→ **Task to carry out**
Locate the lines that hold the string "hostname". Copy every such line.

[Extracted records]
--

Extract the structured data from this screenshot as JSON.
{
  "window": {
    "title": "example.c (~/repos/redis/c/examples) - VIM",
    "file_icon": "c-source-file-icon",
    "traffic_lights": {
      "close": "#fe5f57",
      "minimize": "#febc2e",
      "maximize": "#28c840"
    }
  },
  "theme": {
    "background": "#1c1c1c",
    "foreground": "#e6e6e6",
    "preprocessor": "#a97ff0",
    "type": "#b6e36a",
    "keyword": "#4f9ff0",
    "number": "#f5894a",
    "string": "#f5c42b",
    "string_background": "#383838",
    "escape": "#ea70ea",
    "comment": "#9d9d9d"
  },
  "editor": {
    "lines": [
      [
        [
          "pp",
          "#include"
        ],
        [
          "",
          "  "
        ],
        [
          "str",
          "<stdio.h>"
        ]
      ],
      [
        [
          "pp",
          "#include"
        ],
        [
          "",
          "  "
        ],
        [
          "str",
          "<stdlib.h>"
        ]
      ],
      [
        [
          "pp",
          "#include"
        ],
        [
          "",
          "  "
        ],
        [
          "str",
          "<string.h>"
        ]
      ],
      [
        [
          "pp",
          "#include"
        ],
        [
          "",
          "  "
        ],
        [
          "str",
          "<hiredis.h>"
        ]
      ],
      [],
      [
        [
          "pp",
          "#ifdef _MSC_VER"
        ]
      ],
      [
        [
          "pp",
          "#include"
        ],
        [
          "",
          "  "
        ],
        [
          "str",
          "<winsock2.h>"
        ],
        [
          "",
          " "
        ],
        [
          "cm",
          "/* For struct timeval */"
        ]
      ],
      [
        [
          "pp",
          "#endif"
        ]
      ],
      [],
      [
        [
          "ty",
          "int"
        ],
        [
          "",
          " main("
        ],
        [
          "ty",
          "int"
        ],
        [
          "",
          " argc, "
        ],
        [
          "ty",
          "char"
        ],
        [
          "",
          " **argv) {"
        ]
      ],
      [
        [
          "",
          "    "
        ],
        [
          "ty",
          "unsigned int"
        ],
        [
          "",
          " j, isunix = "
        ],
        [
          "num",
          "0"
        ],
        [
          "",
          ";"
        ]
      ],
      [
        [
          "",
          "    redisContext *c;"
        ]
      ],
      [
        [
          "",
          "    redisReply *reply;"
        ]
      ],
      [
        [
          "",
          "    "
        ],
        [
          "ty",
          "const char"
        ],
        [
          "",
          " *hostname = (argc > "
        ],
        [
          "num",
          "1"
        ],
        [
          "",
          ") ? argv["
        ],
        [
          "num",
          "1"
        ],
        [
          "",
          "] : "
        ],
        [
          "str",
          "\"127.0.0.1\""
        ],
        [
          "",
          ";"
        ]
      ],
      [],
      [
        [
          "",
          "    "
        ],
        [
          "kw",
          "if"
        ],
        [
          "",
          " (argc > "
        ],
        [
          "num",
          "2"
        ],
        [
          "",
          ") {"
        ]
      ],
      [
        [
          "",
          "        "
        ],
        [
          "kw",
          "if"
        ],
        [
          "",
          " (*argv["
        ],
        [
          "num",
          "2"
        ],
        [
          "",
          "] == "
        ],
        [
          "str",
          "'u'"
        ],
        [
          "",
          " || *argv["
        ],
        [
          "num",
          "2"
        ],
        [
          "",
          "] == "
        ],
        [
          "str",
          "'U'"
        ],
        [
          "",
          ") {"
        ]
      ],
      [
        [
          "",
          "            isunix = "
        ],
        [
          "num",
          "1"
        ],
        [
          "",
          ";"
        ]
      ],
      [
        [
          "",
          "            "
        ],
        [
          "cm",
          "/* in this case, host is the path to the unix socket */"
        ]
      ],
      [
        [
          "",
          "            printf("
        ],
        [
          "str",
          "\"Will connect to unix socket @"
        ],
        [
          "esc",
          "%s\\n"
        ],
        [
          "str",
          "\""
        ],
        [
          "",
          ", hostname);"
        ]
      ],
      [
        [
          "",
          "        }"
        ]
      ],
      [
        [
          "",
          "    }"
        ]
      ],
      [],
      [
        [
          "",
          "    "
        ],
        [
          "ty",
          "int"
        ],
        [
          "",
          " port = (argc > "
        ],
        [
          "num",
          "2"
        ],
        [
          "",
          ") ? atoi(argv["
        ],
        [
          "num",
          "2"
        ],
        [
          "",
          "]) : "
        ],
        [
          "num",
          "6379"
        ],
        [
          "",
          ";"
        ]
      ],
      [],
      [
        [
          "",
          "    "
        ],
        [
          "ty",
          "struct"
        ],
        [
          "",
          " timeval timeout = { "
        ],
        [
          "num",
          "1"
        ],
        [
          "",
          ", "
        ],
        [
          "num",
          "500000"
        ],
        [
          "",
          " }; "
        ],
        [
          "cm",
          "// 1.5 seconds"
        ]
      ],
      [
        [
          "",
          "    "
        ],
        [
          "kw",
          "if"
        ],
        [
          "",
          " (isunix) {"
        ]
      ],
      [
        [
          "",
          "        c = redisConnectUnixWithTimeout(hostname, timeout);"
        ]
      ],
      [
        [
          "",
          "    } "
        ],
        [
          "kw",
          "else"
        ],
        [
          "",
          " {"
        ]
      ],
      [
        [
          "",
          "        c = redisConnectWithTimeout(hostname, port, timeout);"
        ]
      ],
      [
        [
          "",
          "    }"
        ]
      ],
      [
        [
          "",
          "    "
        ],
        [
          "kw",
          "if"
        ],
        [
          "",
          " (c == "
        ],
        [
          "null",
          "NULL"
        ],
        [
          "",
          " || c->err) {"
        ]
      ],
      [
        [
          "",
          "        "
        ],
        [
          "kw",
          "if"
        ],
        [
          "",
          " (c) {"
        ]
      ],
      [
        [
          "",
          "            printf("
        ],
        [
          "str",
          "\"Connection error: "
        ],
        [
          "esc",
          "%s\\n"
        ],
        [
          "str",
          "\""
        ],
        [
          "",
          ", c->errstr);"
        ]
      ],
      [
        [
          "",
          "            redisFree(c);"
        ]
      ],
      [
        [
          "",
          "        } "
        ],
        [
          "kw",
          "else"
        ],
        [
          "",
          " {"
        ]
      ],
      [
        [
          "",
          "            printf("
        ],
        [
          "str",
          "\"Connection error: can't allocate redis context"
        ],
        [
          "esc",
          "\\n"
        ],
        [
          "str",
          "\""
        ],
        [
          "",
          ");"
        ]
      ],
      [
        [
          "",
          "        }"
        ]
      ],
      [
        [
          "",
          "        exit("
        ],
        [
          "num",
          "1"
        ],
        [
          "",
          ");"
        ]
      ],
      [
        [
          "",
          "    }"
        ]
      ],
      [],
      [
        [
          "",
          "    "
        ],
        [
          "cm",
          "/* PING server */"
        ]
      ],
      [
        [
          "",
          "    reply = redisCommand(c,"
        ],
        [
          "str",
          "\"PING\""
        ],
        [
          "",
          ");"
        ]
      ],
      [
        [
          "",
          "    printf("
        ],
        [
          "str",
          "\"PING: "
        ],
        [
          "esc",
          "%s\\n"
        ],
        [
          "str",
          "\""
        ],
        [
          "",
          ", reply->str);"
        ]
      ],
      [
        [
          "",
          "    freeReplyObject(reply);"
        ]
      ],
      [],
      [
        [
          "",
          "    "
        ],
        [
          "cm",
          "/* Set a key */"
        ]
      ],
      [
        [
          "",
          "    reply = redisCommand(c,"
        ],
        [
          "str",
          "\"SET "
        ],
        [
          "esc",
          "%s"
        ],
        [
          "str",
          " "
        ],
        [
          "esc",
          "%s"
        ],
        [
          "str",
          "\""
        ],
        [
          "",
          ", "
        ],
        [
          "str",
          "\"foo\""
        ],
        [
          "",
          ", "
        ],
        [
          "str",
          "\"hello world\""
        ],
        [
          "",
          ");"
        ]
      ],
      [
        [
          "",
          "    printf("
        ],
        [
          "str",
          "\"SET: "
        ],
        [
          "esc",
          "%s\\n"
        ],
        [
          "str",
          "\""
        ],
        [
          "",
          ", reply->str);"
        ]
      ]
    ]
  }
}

--

→ **Reply to the task**
          " *hostname = (argc > "
          ", hostname);"
          "        c = redisConnectUnixWithTimeout(hostname, timeout);"
          "        c = redisConnectWithTimeout(hostname, port, timeout);"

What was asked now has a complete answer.